THE EXERCISE –
Count every line where "title" occurs. Give the total alone.

RAW RECORDS –
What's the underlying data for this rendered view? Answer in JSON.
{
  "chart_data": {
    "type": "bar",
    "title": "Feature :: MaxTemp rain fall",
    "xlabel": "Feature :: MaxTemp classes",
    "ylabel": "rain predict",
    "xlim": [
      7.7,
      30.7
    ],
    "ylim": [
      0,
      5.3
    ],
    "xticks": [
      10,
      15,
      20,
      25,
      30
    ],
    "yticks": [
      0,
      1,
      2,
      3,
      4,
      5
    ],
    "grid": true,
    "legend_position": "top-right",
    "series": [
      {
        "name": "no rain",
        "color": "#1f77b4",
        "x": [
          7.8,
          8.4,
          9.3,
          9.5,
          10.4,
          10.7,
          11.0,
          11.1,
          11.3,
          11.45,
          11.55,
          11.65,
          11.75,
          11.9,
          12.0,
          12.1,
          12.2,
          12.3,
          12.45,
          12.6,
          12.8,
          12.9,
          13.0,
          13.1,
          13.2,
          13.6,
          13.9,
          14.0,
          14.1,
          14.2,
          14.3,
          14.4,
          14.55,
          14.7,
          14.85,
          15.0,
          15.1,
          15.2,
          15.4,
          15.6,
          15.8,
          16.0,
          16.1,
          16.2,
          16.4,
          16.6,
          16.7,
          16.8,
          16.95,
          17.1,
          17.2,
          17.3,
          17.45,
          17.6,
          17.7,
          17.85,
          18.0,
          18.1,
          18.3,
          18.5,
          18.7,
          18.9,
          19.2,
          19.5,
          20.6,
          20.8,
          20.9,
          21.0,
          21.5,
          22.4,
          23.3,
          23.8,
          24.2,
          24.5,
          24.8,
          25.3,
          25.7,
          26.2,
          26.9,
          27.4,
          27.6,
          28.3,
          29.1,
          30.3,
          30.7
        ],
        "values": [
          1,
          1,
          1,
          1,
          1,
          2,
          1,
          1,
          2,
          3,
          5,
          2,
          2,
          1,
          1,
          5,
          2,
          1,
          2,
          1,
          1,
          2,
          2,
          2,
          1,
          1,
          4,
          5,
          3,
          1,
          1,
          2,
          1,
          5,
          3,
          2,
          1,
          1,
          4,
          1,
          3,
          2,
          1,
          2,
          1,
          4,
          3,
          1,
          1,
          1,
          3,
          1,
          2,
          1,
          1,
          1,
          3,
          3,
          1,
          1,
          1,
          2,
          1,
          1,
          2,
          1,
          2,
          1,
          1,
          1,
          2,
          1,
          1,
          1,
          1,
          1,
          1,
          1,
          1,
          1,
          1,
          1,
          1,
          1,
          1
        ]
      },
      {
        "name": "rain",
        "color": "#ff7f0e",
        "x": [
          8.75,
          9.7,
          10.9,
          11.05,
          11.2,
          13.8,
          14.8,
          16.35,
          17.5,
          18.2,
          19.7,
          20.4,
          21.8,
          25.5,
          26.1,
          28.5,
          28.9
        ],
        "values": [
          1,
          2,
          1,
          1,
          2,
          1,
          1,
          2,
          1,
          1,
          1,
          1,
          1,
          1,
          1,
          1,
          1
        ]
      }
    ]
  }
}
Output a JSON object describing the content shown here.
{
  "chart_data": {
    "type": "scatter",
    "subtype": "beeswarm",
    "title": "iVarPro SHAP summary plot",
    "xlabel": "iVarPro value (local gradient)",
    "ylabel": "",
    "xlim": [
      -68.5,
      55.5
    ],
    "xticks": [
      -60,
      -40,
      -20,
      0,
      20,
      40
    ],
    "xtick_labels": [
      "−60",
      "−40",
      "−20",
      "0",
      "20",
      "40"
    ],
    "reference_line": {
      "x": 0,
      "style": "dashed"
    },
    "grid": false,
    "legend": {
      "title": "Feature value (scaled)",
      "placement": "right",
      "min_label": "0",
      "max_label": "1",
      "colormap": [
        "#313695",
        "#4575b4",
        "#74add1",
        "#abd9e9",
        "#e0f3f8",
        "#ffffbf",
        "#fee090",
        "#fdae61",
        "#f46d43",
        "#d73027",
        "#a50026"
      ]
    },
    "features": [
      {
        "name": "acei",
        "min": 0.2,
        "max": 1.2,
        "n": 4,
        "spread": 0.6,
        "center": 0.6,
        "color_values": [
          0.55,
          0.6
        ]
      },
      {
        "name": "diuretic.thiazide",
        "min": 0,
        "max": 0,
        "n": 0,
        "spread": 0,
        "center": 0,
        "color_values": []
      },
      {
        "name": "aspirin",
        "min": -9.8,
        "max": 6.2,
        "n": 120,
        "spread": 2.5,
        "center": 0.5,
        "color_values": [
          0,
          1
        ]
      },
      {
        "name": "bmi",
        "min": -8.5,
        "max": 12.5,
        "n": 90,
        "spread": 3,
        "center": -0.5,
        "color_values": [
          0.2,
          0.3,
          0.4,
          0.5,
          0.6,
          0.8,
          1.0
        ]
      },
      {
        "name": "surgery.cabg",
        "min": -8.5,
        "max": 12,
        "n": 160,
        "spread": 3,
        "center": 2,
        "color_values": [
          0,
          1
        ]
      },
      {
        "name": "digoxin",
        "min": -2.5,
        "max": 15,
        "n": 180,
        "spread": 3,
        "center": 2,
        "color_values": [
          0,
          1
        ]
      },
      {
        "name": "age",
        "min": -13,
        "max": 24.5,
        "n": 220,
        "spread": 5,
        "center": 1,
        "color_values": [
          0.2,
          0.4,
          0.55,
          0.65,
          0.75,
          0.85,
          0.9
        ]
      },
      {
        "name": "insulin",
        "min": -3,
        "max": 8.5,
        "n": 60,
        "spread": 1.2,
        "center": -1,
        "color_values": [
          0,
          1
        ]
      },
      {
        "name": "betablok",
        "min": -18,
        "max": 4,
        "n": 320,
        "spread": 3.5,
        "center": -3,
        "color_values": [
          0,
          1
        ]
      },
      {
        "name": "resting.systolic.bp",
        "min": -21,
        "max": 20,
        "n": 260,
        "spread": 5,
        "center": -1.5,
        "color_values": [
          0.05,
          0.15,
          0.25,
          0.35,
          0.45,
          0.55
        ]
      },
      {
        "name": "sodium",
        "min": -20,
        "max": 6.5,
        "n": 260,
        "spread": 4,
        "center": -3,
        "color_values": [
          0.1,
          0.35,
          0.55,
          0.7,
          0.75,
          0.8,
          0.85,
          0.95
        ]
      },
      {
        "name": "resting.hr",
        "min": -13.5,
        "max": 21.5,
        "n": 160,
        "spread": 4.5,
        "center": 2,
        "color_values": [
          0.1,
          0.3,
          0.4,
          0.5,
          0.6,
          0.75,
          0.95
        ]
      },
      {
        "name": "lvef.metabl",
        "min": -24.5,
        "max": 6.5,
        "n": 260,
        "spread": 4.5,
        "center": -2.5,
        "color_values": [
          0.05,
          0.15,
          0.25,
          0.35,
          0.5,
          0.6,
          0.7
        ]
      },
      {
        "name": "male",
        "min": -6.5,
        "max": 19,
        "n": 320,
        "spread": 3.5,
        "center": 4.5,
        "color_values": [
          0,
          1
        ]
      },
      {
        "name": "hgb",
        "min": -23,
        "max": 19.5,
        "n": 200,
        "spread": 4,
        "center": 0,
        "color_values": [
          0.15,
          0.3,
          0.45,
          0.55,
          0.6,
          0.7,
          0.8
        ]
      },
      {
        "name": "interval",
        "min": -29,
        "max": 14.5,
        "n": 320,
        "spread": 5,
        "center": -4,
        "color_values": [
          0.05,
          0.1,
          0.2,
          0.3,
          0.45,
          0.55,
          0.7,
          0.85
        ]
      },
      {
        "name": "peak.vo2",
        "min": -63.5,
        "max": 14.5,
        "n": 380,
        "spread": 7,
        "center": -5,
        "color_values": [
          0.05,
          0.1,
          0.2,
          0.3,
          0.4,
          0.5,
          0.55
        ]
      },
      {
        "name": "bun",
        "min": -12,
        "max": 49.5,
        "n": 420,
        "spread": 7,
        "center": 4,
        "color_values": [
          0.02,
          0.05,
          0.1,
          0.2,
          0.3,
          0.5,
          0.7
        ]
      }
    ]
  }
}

FULL ANSWER –
3